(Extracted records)
◆ ◆ ◆

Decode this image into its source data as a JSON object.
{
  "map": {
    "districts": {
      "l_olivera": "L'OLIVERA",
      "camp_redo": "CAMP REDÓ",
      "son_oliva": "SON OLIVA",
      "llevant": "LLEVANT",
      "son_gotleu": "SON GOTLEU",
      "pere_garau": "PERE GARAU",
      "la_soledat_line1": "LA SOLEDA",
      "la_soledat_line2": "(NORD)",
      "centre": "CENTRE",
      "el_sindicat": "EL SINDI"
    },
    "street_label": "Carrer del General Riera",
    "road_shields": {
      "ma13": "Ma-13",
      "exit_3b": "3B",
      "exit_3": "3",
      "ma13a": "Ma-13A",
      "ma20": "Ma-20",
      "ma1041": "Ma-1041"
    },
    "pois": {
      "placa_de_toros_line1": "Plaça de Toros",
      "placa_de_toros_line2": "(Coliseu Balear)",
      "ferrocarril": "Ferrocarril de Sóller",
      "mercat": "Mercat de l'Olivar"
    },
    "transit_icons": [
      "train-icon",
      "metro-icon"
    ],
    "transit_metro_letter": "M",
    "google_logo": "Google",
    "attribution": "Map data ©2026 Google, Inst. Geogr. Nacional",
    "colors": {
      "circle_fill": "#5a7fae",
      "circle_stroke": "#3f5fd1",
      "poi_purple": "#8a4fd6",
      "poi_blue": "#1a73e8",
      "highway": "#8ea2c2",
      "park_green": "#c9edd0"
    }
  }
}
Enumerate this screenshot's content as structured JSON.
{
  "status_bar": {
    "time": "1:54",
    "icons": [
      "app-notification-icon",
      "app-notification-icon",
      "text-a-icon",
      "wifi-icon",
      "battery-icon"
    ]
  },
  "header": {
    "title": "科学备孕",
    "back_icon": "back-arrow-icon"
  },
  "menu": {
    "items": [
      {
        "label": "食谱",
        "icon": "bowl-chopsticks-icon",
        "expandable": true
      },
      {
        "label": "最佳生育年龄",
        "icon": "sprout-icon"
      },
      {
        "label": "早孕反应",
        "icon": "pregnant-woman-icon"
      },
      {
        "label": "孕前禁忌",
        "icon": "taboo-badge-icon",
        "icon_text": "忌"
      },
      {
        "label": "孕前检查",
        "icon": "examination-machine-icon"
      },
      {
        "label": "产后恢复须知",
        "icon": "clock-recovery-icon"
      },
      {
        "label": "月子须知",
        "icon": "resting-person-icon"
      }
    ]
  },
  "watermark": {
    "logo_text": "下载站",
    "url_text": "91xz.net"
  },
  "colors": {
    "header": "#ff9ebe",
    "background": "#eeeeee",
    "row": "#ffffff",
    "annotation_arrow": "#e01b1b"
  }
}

◆ ◆ ◆

• **The task**:
Return each line of the data exactly as written above.

• **Expected output**:
Decode this image into its source data as a JSON object.
{
  "map": {
    "districts": {
      "l_olivera": "L'OLIVERA",
      "camp_redo": "CAMP REDÓ",
      "son_oliva": "SON OLIVA",
      "llevant": "LLEVANT",
      "son_gotleu": "SON GOTLEU",
      "pere_garau": "PERE GARAU",
      "la_soledat_line1": "LA SOLEDA",
      "la_soledat_line2": "(NORD)",
      "centre": "CENTRE",
      "el_sindicat": "EL SINDI"
    },
    "street_label": "Carrer del General Riera",
    "road_shields": {
      "ma13": "Ma-13",
      "exit_3b": "3B",
      "exit_3": "3",
      "ma13a": "Ma-13A",
      "ma20": "Ma-20",
      "ma1041": "Ma-1041"
    },
    "pois": {
      "placa_de_toros_line1": "Plaça de Toros",
      "placa_de_toros_line2": "(Coliseu Balear)",
      "ferrocarril": "Ferrocarril de Sóller",
      "mercat": "Mercat de l'Olivar"
    },
    "transit_icons": [
      "train-icon",
      "metro-icon"
    ],
    "transit_metro_letter": "M",
    "google_logo": "Google",
    "attribution": "Map data ©2026 Google, Inst. Geogr. Nacional",
    "colors": {
      "circle_fill": "#5a7fae",
      "circle_stroke": "#3f5fd1",
      "poi_purple": "#8a4fd6",
      "poi_blue": "#1a73e8",
      "highway": "#8ea2c2",
      "park_green": "#c9edd0"
    }
  }
}
Enumerate this screenshot's content as structured JSON.
{
  "status_bar": {
    "time": "1:54",
    "icons": [
      "app-notification-icon",
      "app-notification-icon",
      "text-a-icon",
      "wifi-icon",
      "battery-icon"
    ]
  },
  "header": {
    "title": "科学备孕",
    "back_icon": "back-arrow-icon"
  },
  "menu": {
    "items": [
      {
        "label": "食谱",
        "icon": "bowl-chopsticks-icon",
        "expandable": true
      },
      {
        "label": "最佳生育年龄",
        "icon": "sprout-icon"
      },
      {
        "label": "早孕反应",
        "icon": "pregnant-woman-icon"
      },
      {
        "label": "孕前禁忌",
        "icon": "taboo-badge-icon",
        "icon_text": "忌"
      },
      {
        "label": "孕前检查",
        "icon": "examination-machine-icon"
      },
      {
        "label": "产后恢复须知",
        "icon": "clock-recovery-icon"
      },
      {
        "label": "月子须知",
        "icon": "resting-person-icon"
      }
    ]
  },
  "watermark": {
    "logo_text": "下载站",
    "url_text": "91xz.net"
  },
  "colors": {
    "header": "#ff9ebe",
    "background": "#eeeeee",
    "row": "#ffffff",
    "annotation_arrow": "#e01b1b"
  }
}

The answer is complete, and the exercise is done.